* begin Records provided *

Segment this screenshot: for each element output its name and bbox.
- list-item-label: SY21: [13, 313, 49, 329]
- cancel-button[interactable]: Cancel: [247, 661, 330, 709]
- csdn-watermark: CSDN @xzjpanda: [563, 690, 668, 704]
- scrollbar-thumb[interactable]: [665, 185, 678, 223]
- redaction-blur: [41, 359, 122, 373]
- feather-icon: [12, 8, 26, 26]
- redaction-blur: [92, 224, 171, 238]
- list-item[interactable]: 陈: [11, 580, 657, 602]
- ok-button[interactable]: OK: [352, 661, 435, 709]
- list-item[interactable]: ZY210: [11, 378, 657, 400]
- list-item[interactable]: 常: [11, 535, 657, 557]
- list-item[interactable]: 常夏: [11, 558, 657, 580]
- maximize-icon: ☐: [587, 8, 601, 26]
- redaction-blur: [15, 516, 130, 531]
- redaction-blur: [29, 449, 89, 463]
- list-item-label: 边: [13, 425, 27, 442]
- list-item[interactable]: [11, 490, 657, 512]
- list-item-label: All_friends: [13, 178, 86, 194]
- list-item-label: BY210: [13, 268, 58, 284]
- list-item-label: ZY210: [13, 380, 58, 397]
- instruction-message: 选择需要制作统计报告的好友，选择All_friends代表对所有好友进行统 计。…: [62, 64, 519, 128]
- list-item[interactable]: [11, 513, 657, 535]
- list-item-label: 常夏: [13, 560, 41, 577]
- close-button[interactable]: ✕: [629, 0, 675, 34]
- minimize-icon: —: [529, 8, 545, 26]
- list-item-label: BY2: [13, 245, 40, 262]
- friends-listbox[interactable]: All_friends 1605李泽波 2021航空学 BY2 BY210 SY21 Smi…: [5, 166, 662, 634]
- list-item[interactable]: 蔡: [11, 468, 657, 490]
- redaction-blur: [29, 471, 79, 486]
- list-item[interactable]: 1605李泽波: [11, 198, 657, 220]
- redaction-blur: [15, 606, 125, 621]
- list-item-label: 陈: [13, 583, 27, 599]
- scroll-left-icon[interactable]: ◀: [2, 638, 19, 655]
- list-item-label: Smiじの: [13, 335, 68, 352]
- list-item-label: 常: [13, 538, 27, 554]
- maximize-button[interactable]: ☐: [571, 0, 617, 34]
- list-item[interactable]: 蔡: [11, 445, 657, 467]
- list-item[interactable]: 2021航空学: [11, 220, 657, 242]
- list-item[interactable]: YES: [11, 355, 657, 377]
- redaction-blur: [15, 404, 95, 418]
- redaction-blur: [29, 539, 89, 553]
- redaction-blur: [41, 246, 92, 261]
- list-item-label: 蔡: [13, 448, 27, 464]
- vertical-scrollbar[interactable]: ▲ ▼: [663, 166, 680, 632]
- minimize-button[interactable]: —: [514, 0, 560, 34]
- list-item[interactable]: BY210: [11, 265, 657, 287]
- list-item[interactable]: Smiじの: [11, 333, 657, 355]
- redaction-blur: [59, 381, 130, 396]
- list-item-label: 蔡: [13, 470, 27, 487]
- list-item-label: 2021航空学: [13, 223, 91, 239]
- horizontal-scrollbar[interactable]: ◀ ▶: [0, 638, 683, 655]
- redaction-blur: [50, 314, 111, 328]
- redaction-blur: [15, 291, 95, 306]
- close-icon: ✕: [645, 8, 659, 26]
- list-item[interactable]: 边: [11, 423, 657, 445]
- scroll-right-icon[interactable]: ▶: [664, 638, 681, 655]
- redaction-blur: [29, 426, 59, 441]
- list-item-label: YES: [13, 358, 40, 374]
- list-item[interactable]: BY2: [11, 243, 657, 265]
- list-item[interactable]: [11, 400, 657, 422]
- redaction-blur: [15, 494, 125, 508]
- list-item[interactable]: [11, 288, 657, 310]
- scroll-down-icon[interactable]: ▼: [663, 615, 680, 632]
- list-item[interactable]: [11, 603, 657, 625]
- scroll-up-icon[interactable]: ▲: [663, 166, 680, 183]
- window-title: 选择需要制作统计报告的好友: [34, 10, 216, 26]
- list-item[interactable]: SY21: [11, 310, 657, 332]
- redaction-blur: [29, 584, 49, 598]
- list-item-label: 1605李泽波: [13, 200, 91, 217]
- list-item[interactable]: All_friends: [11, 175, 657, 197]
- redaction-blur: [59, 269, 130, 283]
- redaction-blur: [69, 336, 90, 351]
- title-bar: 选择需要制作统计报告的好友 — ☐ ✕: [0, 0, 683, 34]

* end Records provided *

■ **Goal**
Retype these lines exactly as they appear.

■ **Exercise response**
Segment this screenshot: for each element output its name and bbox.
- list-item-label: SY21: [13, 313, 49, 329]
- cancel-button[interactable]: Cancel: [247, 661, 330, 709]
- csdn-watermark: CSDN @xzjpanda: [563, 690, 668, 704]
- scrollbar-thumb[interactable]: [665, 185, 678, 223]
- redaction-blur: [41, 359, 122, 373]
- feather-icon: [12, 8, 26, 26]
- redaction-blur: [92, 224, 171, 238]
- list-item[interactable]: 陈: [11, 580, 657, 602]
- ok-button[interactable]: OK: [352, 661, 435, 709]
- list-item[interactable]: ZY210: [11, 378, 657, 400]
- list-item[interactable]: 常: [11, 535, 657, 557]
- list-item[interactable]: 常夏: [11, 558, 657, 580]
- maximize-icon: ☐: [587, 8, 601, 26]
- redaction-blur: [15, 516, 130, 531]
- redaction-blur: [29, 449, 89, 463]
- list-item-label: 边: [13, 425, 27, 442]
- list-item[interactable]: [11, 490, 657, 512]
- list-item-label: All_friends: [13, 178, 86, 194]
- list-item-label: BY210: [13, 268, 58, 284]
- list-item-label: ZY210: [13, 380, 58, 397]
- instruction-message: 选择需要制作统计报告的好友，选择All_friends代表对所有好友进行统 计。…: [62, 64, 519, 128]
- list-item[interactable]: [11, 513, 657, 535]
- list-item-label: 常夏: [13, 560, 41, 577]
- close-button[interactable]: ✕: [629, 0, 675, 34]
- minimize-icon: —: [529, 8, 545, 26]
- list-item-label: BY2: [13, 245, 40, 262]
- friends-listbox[interactable]: All_friends 1605李泽波 2021航空学 BY2 BY210 SY21 Smi…: [5, 166, 662, 634]
- list-item[interactable]: 蔡: [11, 468, 657, 490]
- redaction-blur: [29, 471, 79, 486]
- list-item[interactable]: 1605李泽波: [11, 198, 657, 220]
- redaction-blur: [15, 606, 125, 621]
- list-item-label: 陈: [13, 583, 27, 599]
- scroll-left-icon[interactable]: ◀: [2, 638, 19, 655]
- list-item-label: Smiじの: [13, 335, 68, 352]
- list-item-label: 常: [13, 538, 27, 554]
- maximize-button[interactable]: ☐: [571, 0, 617, 34]
- list-item[interactable]: 蔡: [11, 445, 657, 467]
- list-item[interactable]: 2021航空学: [11, 220, 657, 242]
- list-item[interactable]: YES: [11, 355, 657, 377]
- redaction-blur: [15, 404, 95, 418]
- redaction-blur: [29, 539, 89, 553]
- redaction-blur: [41, 246, 92, 261]
- list-item-label: 蔡: [13, 448, 27, 464]
- vertical-scrollbar[interactable]: ▲ ▼: [663, 166, 680, 632]
- minimize-button[interactable]: —: [514, 0, 560, 34]
- list-item[interactable]: BY210: [11, 265, 657, 287]
- list-item[interactable]: Smiじの: [11, 333, 657, 355]
- redaction-blur: [59, 381, 130, 396]
- list-item-label: 蔡: [13, 470, 27, 487]
- list-item-label: 2021航空学: [13, 223, 91, 239]
- horizontal-scrollbar[interactable]: ◀ ▶: [0, 638, 683, 655]
- redaction-blur: [50, 314, 111, 328]
- redaction-blur: [15, 291, 95, 306]
- close-icon: ✕: [645, 8, 659, 26]
- list-item[interactable]: 边: [11, 423, 657, 445]
- scroll-right-icon[interactable]: ▶: [664, 638, 681, 655]
- redaction-blur: [29, 426, 59, 441]
- list-item-label: YES: [13, 358, 40, 374]
- list-item[interactable]: BY2: [11, 243, 657, 265]
- list-item[interactable]: [11, 400, 657, 422]
- redaction-blur: [15, 494, 125, 508]
- list-item[interactable]: [11, 288, 657, 310]
- scroll-down-icon[interactable]: ▼: [663, 615, 680, 632]
- list-item[interactable]: [11, 603, 657, 625]
- scroll-up-icon[interactable]: ▲: [663, 166, 680, 183]
- window-title: 选择需要制作统计报告的好友: [34, 10, 216, 26]
- list-item[interactable]: SY21: [11, 310, 657, 332]
- redaction-blur: [29, 584, 49, 598]
- list-item-label: 1605李泽波: [13, 200, 91, 217]
- list-item[interactable]: All_friends: [11, 175, 657, 197]
- redaction-blur: [59, 269, 130, 283]
- redaction-blur: [69, 336, 90, 351]
- title-bar: 选择需要制作统计报告的好友 — ☐ ✕: [0, 0, 683, 34]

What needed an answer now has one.